[Records contained in a dataset]

▼

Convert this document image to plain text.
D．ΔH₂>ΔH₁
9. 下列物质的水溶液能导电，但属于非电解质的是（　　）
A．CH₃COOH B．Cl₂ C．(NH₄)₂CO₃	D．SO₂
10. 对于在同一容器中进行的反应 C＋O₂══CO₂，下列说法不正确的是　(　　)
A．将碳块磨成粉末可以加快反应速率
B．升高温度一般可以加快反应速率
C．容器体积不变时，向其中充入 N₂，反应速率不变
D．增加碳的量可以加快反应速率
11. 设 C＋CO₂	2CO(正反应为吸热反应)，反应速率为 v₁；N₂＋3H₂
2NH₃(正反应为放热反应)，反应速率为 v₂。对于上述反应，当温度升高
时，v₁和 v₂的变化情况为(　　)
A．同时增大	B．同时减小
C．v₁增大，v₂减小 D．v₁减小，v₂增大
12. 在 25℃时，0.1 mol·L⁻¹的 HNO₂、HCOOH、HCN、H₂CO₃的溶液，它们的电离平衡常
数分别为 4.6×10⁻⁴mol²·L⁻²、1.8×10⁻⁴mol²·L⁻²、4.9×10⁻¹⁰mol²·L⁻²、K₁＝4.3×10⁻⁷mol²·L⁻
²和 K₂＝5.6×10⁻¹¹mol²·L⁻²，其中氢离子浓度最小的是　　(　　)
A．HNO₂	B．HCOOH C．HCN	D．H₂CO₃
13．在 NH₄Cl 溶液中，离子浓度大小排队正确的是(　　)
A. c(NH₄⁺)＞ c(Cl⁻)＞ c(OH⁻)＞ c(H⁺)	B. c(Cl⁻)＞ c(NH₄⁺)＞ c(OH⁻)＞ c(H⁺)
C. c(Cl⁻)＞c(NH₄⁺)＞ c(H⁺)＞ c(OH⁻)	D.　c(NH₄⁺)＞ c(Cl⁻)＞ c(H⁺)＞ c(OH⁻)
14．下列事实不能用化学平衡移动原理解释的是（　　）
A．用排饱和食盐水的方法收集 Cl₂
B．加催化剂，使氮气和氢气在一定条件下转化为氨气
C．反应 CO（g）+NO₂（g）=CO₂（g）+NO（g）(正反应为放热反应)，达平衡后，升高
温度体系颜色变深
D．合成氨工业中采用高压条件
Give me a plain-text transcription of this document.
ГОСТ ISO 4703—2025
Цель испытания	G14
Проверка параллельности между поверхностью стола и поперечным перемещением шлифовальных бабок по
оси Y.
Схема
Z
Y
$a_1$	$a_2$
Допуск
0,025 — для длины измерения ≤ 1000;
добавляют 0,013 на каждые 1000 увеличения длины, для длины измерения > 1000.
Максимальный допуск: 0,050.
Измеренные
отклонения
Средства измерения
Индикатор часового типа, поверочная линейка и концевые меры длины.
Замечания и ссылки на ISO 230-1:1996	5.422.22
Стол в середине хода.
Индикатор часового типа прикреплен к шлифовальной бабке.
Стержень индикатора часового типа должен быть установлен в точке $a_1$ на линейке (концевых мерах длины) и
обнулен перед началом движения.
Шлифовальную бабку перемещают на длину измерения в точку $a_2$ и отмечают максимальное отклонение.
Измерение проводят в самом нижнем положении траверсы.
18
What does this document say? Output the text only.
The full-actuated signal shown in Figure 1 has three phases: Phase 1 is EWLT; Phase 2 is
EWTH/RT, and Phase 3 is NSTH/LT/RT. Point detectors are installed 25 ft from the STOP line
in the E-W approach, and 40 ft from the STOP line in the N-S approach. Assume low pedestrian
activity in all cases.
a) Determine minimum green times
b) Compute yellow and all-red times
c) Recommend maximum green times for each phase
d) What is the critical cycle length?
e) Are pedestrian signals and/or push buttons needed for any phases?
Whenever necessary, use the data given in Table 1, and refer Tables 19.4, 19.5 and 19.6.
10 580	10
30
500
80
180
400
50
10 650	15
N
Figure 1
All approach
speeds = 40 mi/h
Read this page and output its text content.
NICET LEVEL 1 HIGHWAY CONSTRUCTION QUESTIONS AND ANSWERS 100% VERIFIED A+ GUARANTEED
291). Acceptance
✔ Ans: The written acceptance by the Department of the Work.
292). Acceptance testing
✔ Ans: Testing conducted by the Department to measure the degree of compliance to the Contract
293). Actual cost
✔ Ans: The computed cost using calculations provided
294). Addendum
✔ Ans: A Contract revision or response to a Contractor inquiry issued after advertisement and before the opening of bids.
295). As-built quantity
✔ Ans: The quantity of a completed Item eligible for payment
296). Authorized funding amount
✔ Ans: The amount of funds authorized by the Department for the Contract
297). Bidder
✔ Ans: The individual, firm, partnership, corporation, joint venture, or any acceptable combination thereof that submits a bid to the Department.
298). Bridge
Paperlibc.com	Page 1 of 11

▲

**What is required**
Find and copy each line above that includes the string "反应速率为".

**Response to the task**
11. 设 C＋CO₂	2CO(正反应为吸热反应)，反应速率为 v₁；N₂＋3H₂
2NH₃(正反应为放热反应)，反应速率为 v₂。对于上述反应，当温度升高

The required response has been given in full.